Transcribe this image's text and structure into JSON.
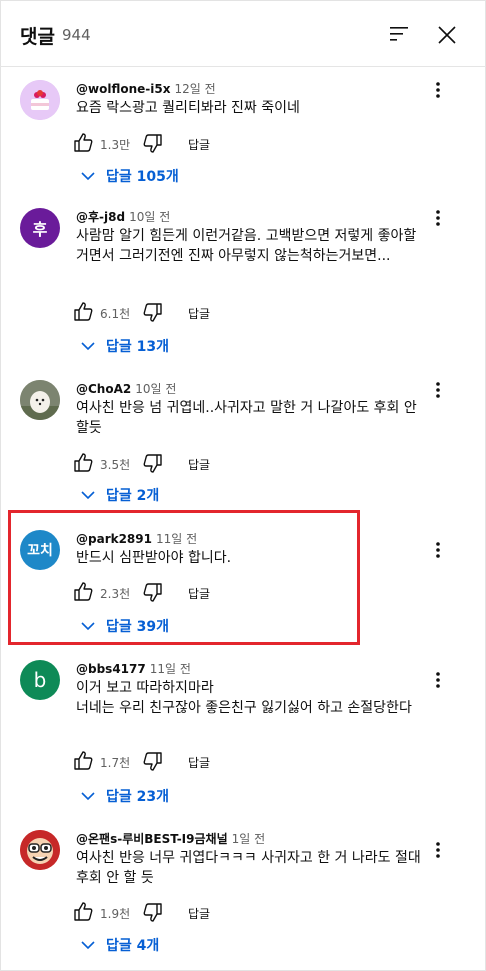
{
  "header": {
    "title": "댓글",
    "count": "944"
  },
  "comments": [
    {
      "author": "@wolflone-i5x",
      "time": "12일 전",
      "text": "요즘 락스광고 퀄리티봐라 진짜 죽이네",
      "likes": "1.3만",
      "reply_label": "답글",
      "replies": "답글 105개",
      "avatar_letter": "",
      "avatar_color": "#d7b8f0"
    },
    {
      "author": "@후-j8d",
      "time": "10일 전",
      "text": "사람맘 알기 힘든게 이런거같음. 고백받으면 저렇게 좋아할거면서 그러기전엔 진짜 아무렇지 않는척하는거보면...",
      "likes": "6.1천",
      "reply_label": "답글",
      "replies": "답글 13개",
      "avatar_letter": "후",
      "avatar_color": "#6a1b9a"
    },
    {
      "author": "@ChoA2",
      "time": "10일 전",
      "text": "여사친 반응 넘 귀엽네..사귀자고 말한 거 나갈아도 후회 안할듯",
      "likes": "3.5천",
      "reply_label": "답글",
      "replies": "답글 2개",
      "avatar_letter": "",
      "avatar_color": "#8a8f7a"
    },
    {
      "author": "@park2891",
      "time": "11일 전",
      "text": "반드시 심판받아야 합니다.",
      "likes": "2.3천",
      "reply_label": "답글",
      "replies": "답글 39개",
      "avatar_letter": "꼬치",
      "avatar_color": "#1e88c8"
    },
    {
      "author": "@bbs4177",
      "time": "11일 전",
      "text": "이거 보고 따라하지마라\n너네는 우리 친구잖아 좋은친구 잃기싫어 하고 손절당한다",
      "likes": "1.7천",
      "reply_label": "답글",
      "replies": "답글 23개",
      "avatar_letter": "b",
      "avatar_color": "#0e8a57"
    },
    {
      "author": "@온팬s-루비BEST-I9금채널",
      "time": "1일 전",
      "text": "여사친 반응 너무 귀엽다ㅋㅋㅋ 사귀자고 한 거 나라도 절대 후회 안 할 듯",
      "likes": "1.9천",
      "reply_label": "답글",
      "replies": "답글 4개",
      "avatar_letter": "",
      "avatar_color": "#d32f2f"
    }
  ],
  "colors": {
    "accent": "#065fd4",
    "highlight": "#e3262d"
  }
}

☆ ☆ ☆

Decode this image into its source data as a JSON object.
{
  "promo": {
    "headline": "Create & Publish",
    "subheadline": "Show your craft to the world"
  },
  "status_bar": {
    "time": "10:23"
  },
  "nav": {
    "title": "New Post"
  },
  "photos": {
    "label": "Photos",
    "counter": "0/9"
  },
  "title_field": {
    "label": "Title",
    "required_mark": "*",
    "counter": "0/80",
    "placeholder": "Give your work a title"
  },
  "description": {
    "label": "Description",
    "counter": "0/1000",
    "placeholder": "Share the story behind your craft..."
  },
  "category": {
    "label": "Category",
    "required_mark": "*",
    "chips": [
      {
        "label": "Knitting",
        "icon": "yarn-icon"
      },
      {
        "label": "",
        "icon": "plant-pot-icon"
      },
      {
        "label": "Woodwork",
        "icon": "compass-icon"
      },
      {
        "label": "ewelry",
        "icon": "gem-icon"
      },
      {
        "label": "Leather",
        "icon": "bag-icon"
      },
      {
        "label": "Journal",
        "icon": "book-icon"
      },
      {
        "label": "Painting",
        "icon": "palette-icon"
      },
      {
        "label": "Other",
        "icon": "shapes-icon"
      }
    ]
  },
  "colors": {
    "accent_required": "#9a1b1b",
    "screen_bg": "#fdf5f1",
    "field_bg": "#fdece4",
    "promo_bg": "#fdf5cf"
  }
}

☆ ☆ ☆

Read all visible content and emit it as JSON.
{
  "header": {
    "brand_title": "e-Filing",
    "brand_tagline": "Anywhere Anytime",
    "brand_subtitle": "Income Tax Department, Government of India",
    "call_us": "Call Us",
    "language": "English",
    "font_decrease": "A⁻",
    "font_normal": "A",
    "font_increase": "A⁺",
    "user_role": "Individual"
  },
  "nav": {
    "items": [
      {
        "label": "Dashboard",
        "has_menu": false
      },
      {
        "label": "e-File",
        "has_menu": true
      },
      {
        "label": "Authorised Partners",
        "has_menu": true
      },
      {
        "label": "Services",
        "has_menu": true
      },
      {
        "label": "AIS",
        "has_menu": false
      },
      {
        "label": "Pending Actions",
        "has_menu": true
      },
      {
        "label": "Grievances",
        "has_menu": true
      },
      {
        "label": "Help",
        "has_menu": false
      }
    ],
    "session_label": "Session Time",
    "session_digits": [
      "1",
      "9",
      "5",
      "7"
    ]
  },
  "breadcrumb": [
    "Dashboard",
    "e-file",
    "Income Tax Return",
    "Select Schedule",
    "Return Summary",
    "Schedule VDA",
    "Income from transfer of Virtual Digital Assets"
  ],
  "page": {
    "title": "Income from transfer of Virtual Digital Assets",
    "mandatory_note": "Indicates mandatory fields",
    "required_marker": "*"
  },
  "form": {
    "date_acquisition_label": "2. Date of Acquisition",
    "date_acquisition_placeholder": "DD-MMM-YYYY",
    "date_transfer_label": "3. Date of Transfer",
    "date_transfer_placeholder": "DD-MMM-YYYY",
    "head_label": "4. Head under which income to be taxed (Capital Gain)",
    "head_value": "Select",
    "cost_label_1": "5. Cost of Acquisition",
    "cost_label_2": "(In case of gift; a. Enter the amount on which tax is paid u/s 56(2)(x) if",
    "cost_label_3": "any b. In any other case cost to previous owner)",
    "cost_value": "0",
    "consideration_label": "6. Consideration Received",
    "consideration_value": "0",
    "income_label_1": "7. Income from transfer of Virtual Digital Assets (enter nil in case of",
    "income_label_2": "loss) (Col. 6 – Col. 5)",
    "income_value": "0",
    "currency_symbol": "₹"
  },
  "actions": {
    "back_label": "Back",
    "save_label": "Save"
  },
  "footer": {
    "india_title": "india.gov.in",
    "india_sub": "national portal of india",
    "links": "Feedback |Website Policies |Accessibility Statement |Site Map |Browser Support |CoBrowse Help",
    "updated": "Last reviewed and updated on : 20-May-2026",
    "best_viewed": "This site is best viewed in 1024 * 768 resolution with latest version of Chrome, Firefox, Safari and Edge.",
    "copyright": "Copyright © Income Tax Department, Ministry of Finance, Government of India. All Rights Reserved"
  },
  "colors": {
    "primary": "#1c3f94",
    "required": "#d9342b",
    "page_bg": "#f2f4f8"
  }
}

☆ ☆ ☆

Set problem: Check all the records above and select each line where the string "Virtual" is found.

The reply:
    "Income from transfer of Virtual Digital Assets"
    "title": "Income from transfer of Virtual Digital Assets",
    "income_label_1": "7. Income from transfer of Virtual Digital Assets (enter nil in case of",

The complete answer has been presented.